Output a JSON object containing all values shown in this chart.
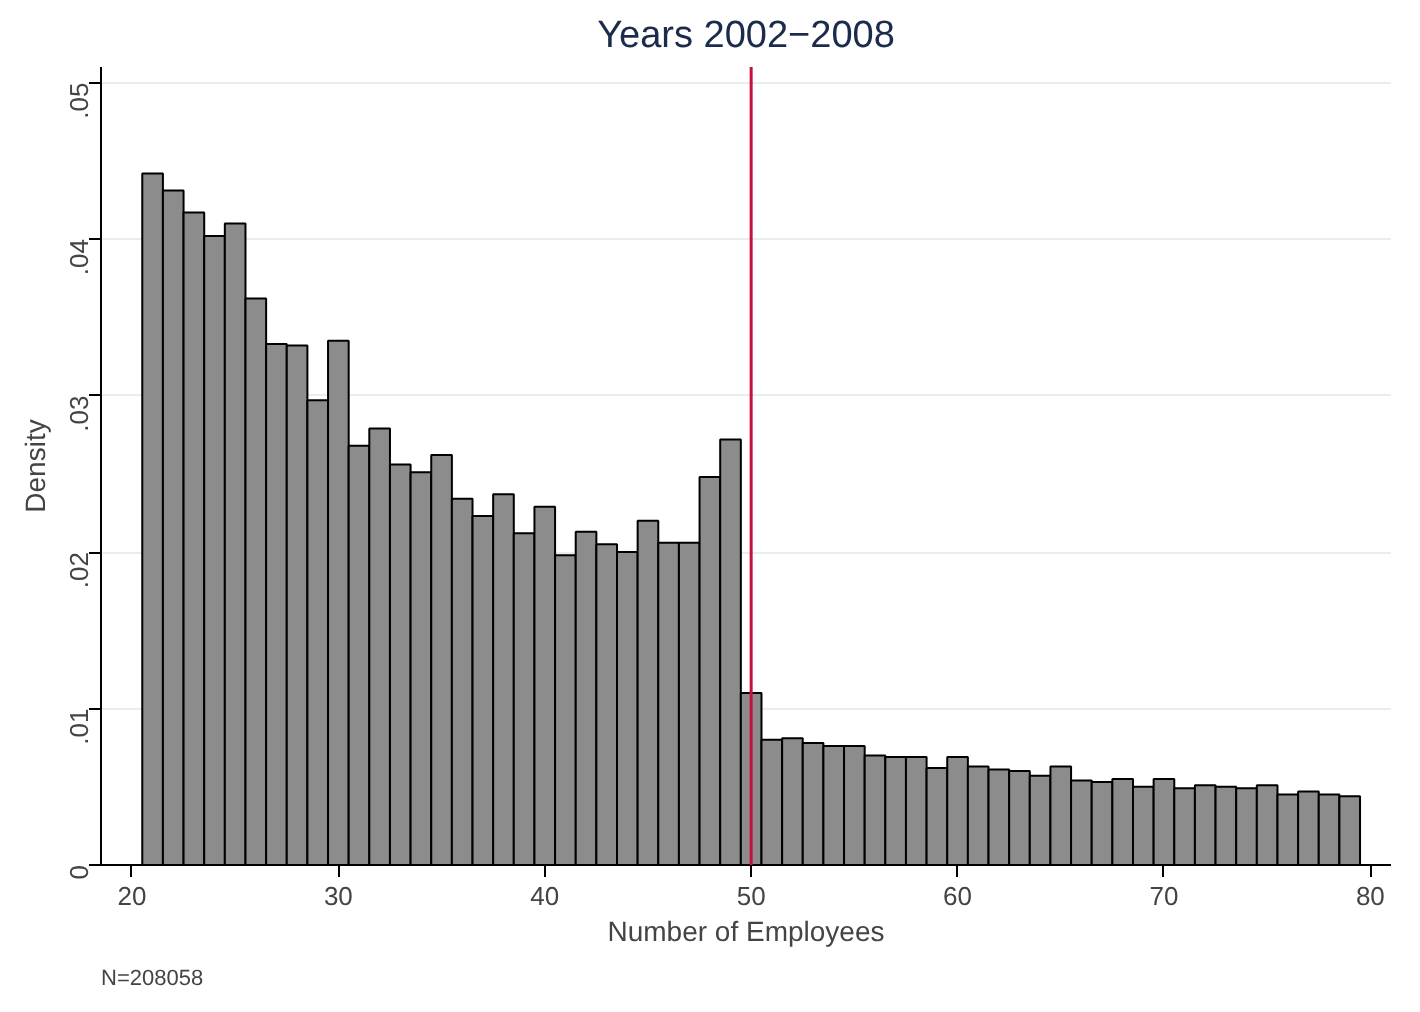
{
  "chart_data": {
    "type": "histogram",
    "title": "Years 2002−2008",
    "xlabel": "Number of Employees",
    "ylabel": "Density",
    "bins": [
      20.5,
      21.5,
      22.5,
      23.5,
      24.5,
      25.5,
      26.5,
      27.5,
      28.5,
      29.5,
      30.5,
      31.5,
      32.5,
      33.5,
      34.5,
      35.5,
      36.5,
      37.5,
      38.5,
      39.5,
      40.5,
      41.5,
      42.5,
      43.5,
      44.5,
      45.5,
      46.5,
      47.5,
      48.5,
      49.5,
      50.5,
      51.5,
      52.5,
      53.5,
      54.5,
      55.5,
      56.5,
      57.5,
      58.5,
      59.5,
      60.5,
      61.5,
      62.5,
      63.5,
      64.5,
      65.5,
      66.5,
      67.5,
      68.5,
      69.5,
      70.5,
      71.5,
      72.5,
      73.5,
      74.5,
      75.5,
      76.5,
      77.5,
      78.5,
      79.5
    ],
    "values": [
      0.0442,
      0.0431,
      0.0417,
      0.0402,
      0.041,
      0.0362,
      0.0333,
      0.0332,
      0.0297,
      0.0335,
      0.0268,
      0.0279,
      0.0256,
      0.0251,
      0.0262,
      0.0234,
      0.0223,
      0.0237,
      0.0212,
      0.0229,
      0.0198,
      0.0213,
      0.0205,
      0.02,
      0.022,
      0.0206,
      0.0206,
      0.0248,
      0.0272,
      0.011,
      0.008,
      0.0081,
      0.0078,
      0.0076,
      0.0076,
      0.007,
      0.0069,
      0.0069,
      0.0062,
      0.0069,
      0.0063,
      0.0061,
      0.006,
      0.0057,
      0.0063,
      0.0054,
      0.0053,
      0.0055,
      0.005,
      0.0055,
      0.0049,
      0.0051,
      0.005,
      0.0049,
      0.0051,
      0.0045,
      0.0047,
      0.0045,
      0.0044
    ],
    "color": "#8c8c8c",
    "xlim": [
      18.5,
      81
    ],
    "xticks": [
      20,
      30,
      40,
      50,
      60,
      70,
      80
    ],
    "ylim": [
      0,
      0.051
    ],
    "yticks": [
      {
        "value": 0,
        "label": "0"
      },
      {
        "value": 0.01,
        "label": ".01"
      },
      {
        "value": 0.02,
        "label": ".02"
      },
      {
        "value": 0.03,
        "label": ".03"
      },
      {
        "value": 0.04,
        "label": ".04"
      },
      {
        "value": 0.05,
        "label": ".05"
      }
    ],
    "grid": "y",
    "ref_lines": [
      {
        "axis": "x",
        "value": 50,
        "color": "#c8103e"
      }
    ],
    "annotations": [
      "N=208058"
    ]
  }
}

The problem ▸ Find every line in the records that has the string "values", then state how many there are and nothing else.

Solution below ▸ 2